━━━━━ Extracted records ━━━━━

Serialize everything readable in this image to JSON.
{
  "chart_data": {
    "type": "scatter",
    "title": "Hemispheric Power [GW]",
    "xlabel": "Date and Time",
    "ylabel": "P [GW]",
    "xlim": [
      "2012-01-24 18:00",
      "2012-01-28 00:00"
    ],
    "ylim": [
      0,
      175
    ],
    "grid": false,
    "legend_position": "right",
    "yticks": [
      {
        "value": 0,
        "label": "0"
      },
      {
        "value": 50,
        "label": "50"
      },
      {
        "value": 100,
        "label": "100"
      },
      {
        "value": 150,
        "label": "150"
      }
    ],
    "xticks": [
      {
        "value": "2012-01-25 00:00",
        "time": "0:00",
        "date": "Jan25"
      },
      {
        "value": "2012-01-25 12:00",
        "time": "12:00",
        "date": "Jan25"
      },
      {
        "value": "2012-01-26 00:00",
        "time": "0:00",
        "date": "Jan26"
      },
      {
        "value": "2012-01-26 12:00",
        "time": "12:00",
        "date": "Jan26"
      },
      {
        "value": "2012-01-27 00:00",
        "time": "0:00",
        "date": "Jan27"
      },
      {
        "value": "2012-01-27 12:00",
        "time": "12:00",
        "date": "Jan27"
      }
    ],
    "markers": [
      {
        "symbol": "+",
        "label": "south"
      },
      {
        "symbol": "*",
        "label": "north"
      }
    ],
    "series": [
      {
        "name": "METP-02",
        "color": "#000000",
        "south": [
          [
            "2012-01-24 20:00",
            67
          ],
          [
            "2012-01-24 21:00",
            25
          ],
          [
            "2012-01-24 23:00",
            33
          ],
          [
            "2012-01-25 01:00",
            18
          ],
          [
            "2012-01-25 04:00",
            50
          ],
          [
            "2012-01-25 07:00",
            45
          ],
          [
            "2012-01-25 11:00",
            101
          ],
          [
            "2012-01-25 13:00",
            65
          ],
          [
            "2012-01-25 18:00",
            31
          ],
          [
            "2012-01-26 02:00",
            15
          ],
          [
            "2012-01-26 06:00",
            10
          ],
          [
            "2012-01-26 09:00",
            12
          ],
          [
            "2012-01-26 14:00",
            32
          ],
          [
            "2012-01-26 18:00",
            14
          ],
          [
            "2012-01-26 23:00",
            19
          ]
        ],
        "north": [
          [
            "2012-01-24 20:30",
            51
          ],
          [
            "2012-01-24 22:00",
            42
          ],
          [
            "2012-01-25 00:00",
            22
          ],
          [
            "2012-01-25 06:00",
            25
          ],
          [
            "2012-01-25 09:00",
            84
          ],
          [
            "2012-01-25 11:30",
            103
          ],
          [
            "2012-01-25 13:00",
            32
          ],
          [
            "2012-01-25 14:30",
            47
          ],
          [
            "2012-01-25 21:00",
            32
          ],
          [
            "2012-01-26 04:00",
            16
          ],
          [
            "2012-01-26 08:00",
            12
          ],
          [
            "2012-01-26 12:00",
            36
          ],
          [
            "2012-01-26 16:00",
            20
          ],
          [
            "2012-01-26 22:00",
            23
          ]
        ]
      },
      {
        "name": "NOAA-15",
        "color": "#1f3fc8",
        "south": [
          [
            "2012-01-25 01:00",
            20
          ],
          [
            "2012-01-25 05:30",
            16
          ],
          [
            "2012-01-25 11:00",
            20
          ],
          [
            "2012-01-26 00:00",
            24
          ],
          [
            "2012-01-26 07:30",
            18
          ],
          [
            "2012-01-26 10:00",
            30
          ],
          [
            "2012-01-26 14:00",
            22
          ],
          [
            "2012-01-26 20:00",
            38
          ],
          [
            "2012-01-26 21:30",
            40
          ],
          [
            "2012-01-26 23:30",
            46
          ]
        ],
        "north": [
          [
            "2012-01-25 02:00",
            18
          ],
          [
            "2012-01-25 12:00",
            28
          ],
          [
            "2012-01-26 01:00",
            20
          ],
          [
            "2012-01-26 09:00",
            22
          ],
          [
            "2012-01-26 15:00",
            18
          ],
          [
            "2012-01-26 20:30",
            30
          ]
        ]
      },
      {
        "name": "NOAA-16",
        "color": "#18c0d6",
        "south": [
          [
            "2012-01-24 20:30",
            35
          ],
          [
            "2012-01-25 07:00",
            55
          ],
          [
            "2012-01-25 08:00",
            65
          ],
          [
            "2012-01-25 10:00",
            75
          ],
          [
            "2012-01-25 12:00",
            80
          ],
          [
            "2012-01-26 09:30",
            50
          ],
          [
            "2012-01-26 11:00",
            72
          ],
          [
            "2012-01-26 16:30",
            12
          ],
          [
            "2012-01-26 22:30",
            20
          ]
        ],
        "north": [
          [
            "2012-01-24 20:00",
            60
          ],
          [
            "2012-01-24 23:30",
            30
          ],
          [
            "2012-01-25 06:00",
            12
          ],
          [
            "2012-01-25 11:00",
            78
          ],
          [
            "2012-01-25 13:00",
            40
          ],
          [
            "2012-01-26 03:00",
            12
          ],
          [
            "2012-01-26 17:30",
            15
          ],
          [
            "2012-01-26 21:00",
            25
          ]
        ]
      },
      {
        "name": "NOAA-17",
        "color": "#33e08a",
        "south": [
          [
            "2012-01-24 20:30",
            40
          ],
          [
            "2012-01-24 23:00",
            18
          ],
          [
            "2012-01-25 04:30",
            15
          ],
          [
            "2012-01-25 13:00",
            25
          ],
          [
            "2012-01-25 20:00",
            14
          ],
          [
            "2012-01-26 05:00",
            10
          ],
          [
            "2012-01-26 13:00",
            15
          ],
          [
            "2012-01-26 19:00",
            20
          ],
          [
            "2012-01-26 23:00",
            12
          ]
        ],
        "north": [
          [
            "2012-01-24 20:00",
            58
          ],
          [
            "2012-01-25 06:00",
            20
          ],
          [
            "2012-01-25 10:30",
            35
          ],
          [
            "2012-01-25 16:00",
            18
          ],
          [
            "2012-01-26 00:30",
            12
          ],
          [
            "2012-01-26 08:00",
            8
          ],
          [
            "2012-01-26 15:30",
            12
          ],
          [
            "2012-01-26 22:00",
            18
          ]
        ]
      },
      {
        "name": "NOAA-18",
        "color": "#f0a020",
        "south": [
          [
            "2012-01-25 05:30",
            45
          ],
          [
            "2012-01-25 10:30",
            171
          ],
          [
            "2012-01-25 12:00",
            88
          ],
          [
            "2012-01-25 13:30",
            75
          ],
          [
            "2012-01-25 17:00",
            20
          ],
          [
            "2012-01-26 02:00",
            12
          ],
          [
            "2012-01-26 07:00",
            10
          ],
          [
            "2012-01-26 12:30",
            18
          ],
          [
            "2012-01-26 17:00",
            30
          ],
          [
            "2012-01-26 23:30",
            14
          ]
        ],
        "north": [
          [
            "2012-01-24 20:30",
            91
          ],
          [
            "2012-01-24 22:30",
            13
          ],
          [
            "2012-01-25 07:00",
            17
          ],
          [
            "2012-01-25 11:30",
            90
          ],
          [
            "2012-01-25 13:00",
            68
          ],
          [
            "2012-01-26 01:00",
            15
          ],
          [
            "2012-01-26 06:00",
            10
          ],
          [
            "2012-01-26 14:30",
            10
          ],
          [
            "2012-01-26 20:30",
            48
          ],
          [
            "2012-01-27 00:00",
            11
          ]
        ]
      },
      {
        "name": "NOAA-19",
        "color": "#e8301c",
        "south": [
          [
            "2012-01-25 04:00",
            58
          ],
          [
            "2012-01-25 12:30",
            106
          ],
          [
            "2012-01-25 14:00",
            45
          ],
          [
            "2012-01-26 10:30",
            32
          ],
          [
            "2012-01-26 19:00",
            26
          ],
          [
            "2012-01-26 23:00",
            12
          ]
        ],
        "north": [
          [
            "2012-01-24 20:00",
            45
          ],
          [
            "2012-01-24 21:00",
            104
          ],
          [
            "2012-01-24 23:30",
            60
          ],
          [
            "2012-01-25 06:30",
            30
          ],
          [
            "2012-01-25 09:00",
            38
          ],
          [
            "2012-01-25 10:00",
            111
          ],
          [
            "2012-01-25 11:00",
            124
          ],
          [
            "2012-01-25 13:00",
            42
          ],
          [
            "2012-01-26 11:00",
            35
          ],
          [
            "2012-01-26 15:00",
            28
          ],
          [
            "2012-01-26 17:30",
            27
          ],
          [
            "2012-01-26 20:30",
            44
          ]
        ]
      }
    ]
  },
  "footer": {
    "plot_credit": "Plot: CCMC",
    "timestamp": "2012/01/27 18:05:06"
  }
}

━━━━━
━━━━━ Extracted records ━━━━━

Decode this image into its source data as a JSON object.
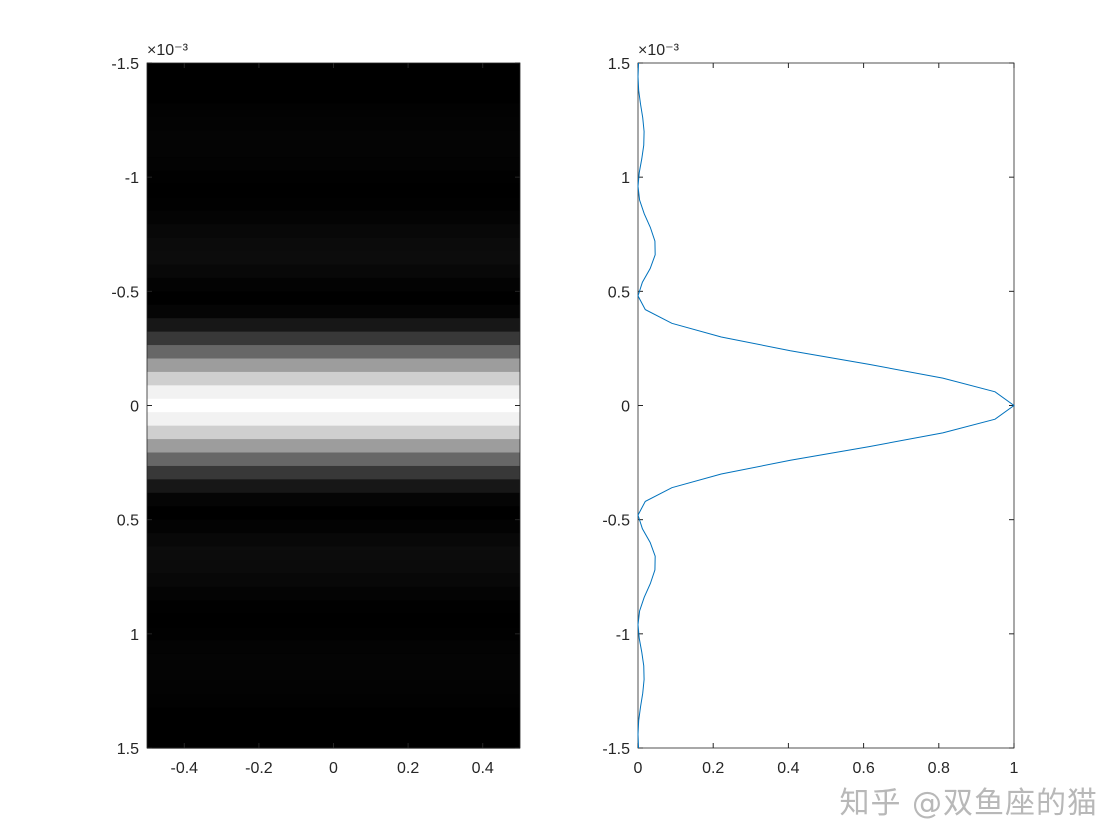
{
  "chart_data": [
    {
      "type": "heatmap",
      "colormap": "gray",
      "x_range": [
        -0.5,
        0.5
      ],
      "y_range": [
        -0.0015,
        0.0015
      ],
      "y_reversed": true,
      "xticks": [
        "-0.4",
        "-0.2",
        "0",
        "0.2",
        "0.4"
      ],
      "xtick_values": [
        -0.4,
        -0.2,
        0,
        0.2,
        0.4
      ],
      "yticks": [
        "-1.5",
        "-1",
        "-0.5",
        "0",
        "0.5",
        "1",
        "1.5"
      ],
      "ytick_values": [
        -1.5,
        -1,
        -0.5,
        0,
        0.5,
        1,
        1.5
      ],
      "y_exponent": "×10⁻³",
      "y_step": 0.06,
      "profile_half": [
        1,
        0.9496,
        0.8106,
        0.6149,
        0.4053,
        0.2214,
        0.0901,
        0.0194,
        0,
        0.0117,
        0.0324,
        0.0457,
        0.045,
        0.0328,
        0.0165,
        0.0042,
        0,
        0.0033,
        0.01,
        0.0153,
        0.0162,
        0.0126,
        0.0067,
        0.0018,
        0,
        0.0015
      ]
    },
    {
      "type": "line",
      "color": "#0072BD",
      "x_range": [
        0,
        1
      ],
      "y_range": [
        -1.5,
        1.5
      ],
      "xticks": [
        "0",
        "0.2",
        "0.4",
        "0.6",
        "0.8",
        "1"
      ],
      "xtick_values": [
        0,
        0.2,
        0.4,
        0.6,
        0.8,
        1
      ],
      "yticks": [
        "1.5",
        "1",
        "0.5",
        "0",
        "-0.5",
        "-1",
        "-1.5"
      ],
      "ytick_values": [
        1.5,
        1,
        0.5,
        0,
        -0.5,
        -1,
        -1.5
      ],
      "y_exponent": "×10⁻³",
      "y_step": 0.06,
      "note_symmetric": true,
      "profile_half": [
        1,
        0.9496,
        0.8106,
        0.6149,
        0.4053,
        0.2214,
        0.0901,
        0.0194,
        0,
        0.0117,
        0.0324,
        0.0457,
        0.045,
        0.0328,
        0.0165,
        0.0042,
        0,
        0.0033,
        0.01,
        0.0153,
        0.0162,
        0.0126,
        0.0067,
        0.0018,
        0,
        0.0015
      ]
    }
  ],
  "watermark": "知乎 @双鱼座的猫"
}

━━━━━
━━━━━ Extracted records ━━━━━

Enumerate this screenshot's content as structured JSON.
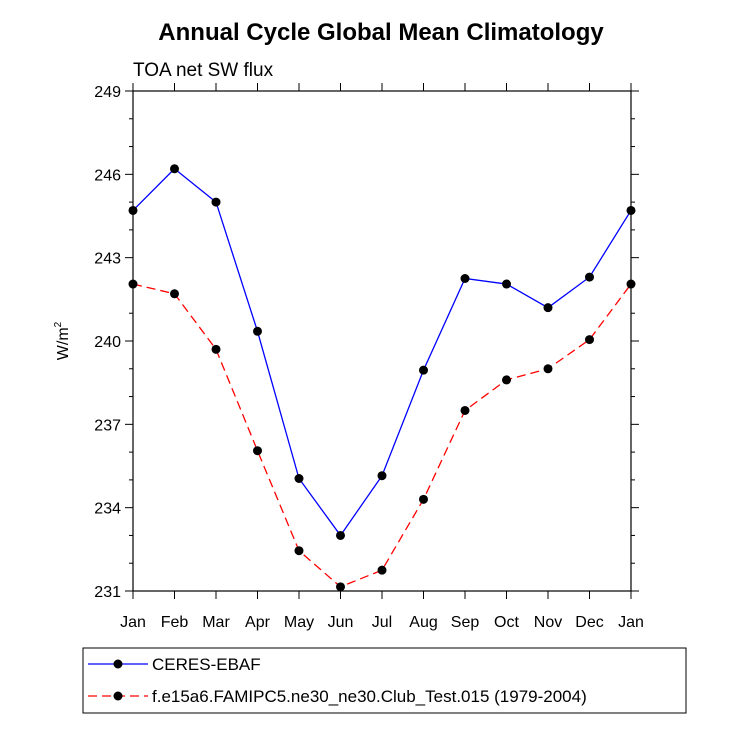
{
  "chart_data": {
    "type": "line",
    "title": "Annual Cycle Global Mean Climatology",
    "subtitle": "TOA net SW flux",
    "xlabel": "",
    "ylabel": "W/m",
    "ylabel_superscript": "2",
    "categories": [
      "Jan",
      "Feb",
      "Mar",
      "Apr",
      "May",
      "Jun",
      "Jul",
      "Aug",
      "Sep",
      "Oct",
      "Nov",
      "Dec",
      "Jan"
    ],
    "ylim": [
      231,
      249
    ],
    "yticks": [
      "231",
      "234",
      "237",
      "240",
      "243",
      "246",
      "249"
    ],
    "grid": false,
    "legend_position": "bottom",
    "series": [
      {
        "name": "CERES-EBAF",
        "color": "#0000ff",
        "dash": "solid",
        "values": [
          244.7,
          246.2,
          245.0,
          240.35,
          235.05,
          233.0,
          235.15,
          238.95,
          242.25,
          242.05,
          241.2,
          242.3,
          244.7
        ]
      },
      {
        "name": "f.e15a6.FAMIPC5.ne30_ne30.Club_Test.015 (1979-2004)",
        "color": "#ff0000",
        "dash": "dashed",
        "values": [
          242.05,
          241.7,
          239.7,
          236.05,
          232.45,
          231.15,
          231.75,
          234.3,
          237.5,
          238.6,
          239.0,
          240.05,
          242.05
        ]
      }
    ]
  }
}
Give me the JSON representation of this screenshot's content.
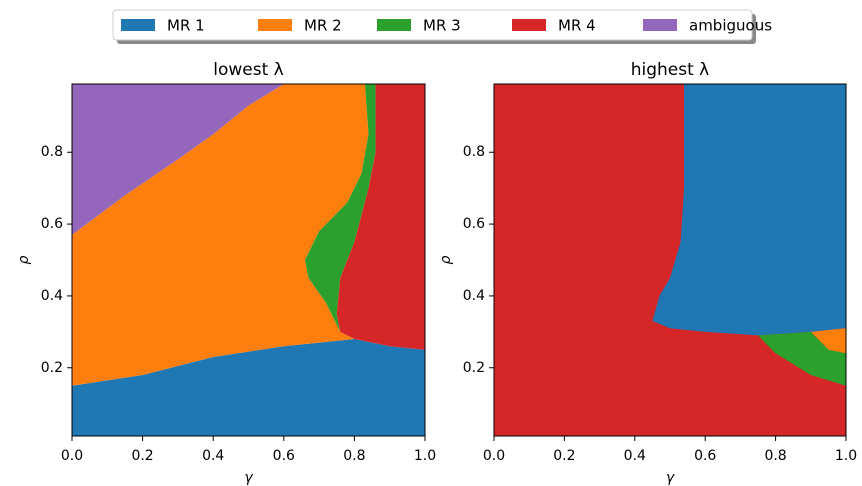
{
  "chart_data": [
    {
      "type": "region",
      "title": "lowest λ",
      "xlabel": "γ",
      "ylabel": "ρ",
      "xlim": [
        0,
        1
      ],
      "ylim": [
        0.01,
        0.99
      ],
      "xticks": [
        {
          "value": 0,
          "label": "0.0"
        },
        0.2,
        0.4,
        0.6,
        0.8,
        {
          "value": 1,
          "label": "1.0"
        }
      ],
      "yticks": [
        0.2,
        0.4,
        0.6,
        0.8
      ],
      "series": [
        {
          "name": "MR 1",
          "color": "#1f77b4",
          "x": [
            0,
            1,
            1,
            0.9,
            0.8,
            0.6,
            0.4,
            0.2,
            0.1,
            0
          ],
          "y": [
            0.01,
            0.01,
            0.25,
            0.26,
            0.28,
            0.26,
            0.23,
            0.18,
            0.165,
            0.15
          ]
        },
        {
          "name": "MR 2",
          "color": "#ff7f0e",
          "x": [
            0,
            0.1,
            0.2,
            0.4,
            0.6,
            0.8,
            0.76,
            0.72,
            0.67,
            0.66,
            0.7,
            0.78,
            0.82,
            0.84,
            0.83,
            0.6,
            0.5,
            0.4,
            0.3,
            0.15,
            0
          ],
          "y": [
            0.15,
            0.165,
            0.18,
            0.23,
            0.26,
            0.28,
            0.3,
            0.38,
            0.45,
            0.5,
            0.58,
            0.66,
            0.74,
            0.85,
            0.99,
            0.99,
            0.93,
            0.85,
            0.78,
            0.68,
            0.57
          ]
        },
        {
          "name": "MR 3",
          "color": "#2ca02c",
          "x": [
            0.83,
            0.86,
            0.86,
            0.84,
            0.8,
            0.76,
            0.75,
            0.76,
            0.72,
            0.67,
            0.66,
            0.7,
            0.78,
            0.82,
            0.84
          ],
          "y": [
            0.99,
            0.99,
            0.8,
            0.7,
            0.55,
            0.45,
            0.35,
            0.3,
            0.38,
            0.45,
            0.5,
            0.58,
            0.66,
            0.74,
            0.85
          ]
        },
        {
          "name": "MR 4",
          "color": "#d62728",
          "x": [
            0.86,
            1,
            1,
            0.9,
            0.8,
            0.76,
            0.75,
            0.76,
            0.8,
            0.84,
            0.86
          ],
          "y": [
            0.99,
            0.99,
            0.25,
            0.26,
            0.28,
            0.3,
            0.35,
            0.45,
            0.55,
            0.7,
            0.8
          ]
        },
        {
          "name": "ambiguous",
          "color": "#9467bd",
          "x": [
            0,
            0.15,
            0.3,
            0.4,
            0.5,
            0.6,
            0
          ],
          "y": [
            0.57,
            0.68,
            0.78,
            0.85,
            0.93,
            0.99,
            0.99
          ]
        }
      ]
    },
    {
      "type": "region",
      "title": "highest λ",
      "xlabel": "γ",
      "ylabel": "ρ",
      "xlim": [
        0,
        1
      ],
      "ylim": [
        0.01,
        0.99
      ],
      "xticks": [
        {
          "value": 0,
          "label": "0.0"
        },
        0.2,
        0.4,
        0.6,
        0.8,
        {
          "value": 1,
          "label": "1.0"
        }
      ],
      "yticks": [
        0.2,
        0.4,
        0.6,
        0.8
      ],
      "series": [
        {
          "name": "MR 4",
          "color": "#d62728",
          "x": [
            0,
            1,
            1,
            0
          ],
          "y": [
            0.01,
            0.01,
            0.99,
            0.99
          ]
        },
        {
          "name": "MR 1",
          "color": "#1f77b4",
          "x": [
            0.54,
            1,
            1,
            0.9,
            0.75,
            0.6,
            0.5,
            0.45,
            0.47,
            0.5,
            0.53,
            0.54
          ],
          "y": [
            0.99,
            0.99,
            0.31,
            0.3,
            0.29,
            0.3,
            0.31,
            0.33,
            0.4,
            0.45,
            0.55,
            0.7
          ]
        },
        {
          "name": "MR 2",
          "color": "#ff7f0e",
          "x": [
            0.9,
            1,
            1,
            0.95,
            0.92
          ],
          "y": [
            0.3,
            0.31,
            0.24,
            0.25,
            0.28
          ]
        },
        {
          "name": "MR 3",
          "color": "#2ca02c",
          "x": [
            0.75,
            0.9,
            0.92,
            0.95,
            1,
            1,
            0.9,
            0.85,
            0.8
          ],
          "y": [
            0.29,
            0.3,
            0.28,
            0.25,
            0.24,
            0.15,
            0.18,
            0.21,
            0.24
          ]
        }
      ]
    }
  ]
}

━━━━━

What this task involves. Copy out each line of the listing that holds "NOAA".

Output for this exercise.
        "name": "NOAA-15",
        "name": "NOAA-16",
        "name": "NOAA-17",
        "name": "NOAA-18",
        "name": "NOAA-19",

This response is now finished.